Give the data below again, word for word.
* BEGIN *
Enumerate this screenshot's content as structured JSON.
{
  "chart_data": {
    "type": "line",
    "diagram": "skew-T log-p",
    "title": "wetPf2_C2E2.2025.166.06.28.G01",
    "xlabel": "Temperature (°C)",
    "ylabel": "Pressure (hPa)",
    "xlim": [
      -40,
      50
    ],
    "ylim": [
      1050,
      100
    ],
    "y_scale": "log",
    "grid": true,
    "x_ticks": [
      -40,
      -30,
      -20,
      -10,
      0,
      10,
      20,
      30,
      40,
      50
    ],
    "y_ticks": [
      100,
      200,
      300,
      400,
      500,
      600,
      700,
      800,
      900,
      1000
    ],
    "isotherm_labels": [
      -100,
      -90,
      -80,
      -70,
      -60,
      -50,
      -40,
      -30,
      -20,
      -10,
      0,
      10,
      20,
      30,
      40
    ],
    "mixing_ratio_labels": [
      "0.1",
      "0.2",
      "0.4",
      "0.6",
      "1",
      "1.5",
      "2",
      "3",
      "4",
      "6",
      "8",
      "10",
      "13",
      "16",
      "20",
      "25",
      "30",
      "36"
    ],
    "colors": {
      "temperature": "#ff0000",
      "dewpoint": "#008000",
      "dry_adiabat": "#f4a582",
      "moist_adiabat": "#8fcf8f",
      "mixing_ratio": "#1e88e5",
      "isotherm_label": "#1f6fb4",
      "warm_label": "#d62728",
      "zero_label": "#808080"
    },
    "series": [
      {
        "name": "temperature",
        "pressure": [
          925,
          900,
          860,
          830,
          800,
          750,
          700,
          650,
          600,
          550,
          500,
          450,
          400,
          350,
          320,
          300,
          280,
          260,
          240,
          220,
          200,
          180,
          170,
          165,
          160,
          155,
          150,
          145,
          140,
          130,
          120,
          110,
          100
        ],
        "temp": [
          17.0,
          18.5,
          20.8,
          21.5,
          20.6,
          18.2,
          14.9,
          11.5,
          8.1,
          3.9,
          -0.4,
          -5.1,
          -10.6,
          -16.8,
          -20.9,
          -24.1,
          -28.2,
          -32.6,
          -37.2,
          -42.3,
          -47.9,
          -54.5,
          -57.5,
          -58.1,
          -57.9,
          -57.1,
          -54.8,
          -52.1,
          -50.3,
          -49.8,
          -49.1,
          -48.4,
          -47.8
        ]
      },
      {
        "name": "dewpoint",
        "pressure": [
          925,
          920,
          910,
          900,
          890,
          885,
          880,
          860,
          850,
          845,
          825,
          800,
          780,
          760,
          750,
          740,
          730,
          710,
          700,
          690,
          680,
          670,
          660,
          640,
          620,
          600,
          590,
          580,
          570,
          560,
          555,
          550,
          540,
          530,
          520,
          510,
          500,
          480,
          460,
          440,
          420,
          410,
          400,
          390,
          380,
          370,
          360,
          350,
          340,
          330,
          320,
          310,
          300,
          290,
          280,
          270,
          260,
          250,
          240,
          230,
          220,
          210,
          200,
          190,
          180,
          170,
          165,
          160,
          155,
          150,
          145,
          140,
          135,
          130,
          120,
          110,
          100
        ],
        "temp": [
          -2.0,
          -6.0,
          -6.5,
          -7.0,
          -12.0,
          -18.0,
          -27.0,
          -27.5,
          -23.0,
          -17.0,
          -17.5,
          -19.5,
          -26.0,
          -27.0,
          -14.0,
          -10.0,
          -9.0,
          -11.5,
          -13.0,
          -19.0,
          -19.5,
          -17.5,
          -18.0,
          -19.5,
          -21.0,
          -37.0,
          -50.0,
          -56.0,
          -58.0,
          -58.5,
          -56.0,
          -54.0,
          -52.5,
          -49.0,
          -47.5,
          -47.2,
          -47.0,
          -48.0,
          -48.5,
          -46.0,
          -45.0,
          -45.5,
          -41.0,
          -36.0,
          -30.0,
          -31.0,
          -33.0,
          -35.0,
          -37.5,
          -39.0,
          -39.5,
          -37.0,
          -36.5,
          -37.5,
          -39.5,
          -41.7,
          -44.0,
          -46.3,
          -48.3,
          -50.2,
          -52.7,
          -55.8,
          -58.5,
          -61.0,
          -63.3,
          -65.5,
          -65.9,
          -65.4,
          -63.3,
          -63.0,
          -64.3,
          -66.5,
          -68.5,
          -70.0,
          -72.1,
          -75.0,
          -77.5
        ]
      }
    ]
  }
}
* END *
Result of this task:
Enumerate this screenshot's content as structured JSON.
{
  "chart_data": {
    "type": "line",
    "diagram": "skew-T log-p",
    "title": "wetPf2_C2E2.2025.166.06.28.G01",
    "xlabel": "Temperature (°C)",
    "ylabel": "Pressure (hPa)",
    "xlim": [
      -40,
      50
    ],
    "ylim": [
      1050,
      100
    ],
    "y_scale": "log",
    "grid": true,
    "x_ticks": [
      -40,
      -30,
      -20,
      -10,
      0,
      10,
      20,
      30,
      40,
      50
    ],
    "y_ticks": [
      100,
      200,
      300,
      400,
      500,
      600,
      700,
      800,
      900,
      1000
    ],
    "isotherm_labels": [
      -100,
      -90,
      -80,
      -70,
      -60,
      -50,
      -40,
      -30,
      -20,
      -10,
      0,
      10,
      20,
      30,
      40
    ],
    "mixing_ratio_labels": [
      "0.1",
      "0.2",
      "0.4",
      "0.6",
      "1",
      "1.5",
      "2",
      "3",
      "4",
      "6",
      "8",
      "10",
      "13",
      "16",
      "20",
      "25",
      "30",
      "36"
    ],
    "colors": {
      "temperature": "#ff0000",
      "dewpoint": "#008000",
      "dry_adiabat": "#f4a582",
      "moist_adiabat": "#8fcf8f",
      "mixing_ratio": "#1e88e5",
      "isotherm_label": "#1f6fb4",
      "warm_label": "#d62728",
      "zero_label": "#808080"
    },
    "series": [
      {
        "name": "temperature",
        "pressure": [
          925,
          900,
          860,
          830,
          800,
          750,
          700,
          650,
          600,
          550,
          500,
          450,
          400,
          350,
          320,
          300,
          280,
          260,
          240,
          220,
          200,
          180,
          170,
          165,
          160,
          155,
          150,
          145,
          140,
          130,
          120,
          110,
          100
        ],
        "temp": [
          17.0,
          18.5,
          20.8,
          21.5,
          20.6,
          18.2,
          14.9,
          11.5,
          8.1,
          3.9,
          -0.4,
          -5.1,
          -10.6,
          -16.8,
          -20.9,
          -24.1,
          -28.2,
          -32.6,
          -37.2,
          -42.3,
          -47.9,
          -54.5,
          -57.5,
          -58.1,
          -57.9,
          -57.1,
          -54.8,
          -52.1,
          -50.3,
          -49.8,
          -49.1,
          -48.4,
          -47.8
        ]
      },
      {
        "name": "dewpoint",
        "pressure": [
          925,
          920,
          910,
          900,
          890,
          885,
          880,
          860,
          850,
          845,
          825,
          800,
          780,
          760,
          750,
          740,
          730,
          710,
          700,
          690,
          680,
          670,
          660,
          640,
          620,
          600,
          590,
          580,
          570,
          560,
          555,
          550,
          540,
          530,
          520,
          510,
          500,
          480,
          460,
          440,
          420,
          410,
          400,
          390,
          380,
          370,
          360,
          350,
          340,
          330,
          320,
          310,
          300,
          290,
          280,
          270,
          260,
          250,
          240,
          230,
          220,
          210,
          200,
          190,
          180,
          170,
          165,
          160,
          155,
          150,
          145,
          140,
          135,
          130,
          120,
          110,
          100
        ],
        "temp": [
          -2.0,
          -6.0,
          -6.5,
          -7.0,
          -12.0,
          -18.0,
          -27.0,
          -27.5,
          -23.0,
          -17.0,
          -17.5,
          -19.5,
          -26.0,
          -27.0,
          -14.0,
          -10.0,
          -9.0,
          -11.5,
          -13.0,
          -19.0,
          -19.5,
          -17.5,
          -18.0,
          -19.5,
          -21.0,
          -37.0,
          -50.0,
          -56.0,
          -58.0,
          -58.5,
          -56.0,
          -54.0,
          -52.5,
          -49.0,
          -47.5,
          -47.2,
          -47.0,
          -48.0,
          -48.5,
          -46.0,
          -45.0,
          -45.5,
          -41.0,
          -36.0,
          -30.0,
          -31.0,
          -33.0,
          -35.0,
          -37.5,
          -39.0,
          -39.5,
          -37.0,
          -36.5,
          -37.5,
          -39.5,
          -41.7,
          -44.0,
          -46.3,
          -48.3,
          -50.2,
          -52.7,
          -55.8,
          -58.5,
          -61.0,
          -63.3,
          -65.5,
          -65.9,
          -65.4,
          -63.3,
          -63.0,
          -64.3,
          -66.5,
          -68.5,
          -70.0,
          -72.1,
          -75.0,
          -77.5
        ]
      }
    ]
  }
}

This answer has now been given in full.